• Task description
Each record is to be transcribed exactly.

(Stored entries)
==================================================

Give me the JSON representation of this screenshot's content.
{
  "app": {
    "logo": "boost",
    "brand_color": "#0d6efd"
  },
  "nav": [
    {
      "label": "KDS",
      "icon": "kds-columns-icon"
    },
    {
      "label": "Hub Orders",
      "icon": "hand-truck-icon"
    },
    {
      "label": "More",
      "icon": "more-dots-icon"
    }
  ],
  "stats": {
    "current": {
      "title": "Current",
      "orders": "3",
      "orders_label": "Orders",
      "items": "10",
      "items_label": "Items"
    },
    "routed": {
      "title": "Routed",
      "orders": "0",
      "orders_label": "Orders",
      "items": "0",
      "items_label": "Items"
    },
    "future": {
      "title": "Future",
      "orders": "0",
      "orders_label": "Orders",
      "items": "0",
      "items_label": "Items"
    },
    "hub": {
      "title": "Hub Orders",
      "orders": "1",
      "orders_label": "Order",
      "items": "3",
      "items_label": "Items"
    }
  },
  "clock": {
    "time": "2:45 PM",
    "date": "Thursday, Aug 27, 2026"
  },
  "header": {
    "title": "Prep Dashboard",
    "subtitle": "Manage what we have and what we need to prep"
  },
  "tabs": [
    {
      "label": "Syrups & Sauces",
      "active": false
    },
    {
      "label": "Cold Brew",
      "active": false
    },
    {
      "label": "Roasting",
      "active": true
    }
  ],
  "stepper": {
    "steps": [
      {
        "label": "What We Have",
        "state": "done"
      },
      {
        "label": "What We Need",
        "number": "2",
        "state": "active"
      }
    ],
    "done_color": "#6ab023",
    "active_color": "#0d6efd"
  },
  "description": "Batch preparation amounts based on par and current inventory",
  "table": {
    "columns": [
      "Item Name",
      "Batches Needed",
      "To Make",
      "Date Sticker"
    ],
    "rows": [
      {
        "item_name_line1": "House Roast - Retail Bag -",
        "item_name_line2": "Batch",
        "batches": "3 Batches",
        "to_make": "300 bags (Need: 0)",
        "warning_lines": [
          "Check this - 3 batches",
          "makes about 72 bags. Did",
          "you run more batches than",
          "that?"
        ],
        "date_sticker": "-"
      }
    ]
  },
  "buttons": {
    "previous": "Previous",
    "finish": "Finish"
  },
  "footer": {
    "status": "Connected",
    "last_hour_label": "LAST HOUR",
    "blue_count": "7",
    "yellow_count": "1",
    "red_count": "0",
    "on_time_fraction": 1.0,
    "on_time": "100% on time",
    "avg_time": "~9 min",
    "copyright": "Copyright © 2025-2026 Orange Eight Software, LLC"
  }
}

==================================================

• In response
Give me the JSON representation of this screenshot's content.
{
  "app": {
    "logo": "boost",
    "brand_color": "#0d6efd"
  },
  "nav": [
    {
      "label": "KDS",
      "icon": "kds-columns-icon"
    },
    {
      "label": "Hub Orders",
      "icon": "hand-truck-icon"
    },
    {
      "label": "More",
      "icon": "more-dots-icon"
    }
  ],
  "stats": {
    "current": {
      "title": "Current",
      "orders": "3",
      "orders_label": "Orders",
      "items": "10",
      "items_label": "Items"
    },
    "routed": {
      "title": "Routed",
      "orders": "0",
      "orders_label": "Orders",
      "items": "0",
      "items_label": "Items"
    },
    "future": {
      "title": "Future",
      "orders": "0",
      "orders_label": "Orders",
      "items": "0",
      "items_label": "Items"
    },
    "hub": {
      "title": "Hub Orders",
      "orders": "1",
      "orders_label": "Order",
      "items": "3",
      "items_label": "Items"
    }
  },
  "clock": {
    "time": "2:45 PM",
    "date": "Thursday, Aug 27, 2026"
  },
  "header": {
    "title": "Prep Dashboard",
    "subtitle": "Manage what we have and what we need to prep"
  },
  "tabs": [
    {
      "label": "Syrups & Sauces",
      "active": false
    },
    {
      "label": "Cold Brew",
      "active": false
    },
    {
      "label": "Roasting",
      "active": true
    }
  ],
  "stepper": {
    "steps": [
      {
        "label": "What We Have",
        "state": "done"
      },
      {
        "label": "What We Need",
        "number": "2",
        "state": "active"
      }
    ],
    "done_color": "#6ab023",
    "active_color": "#0d6efd"
  },
  "description": "Batch preparation amounts based on par and current inventory",
  "table": {
    "columns": [
      "Item Name",
      "Batches Needed",
      "To Make",
      "Date Sticker"
    ],
    "rows": [
      {
        "item_name_line1": "House Roast - Retail Bag -",
        "item_name_line2": "Batch",
        "batches": "3 Batches",
        "to_make": "300 bags (Need: 0)",
        "warning_lines": [
          "Check this - 3 batches",
          "makes about 72 bags. Did",
          "you run more batches than",
          "that?"
        ],
        "date_sticker": "-"
      }
    ]
  },
  "buttons": {
    "previous": "Previous",
    "finish": "Finish"
  },
  "footer": {
    "status": "Connected",
    "last_hour_label": "LAST HOUR",
    "blue_count": "7",
    "yellow_count": "1",
    "red_count": "0",
    "on_time_fraction": 1.0,
    "on_time": "100% on time",
    "avg_time": "~9 min",
    "copyright": "Copyright © 2025-2026 Orange Eight Software, LLC"
  }
}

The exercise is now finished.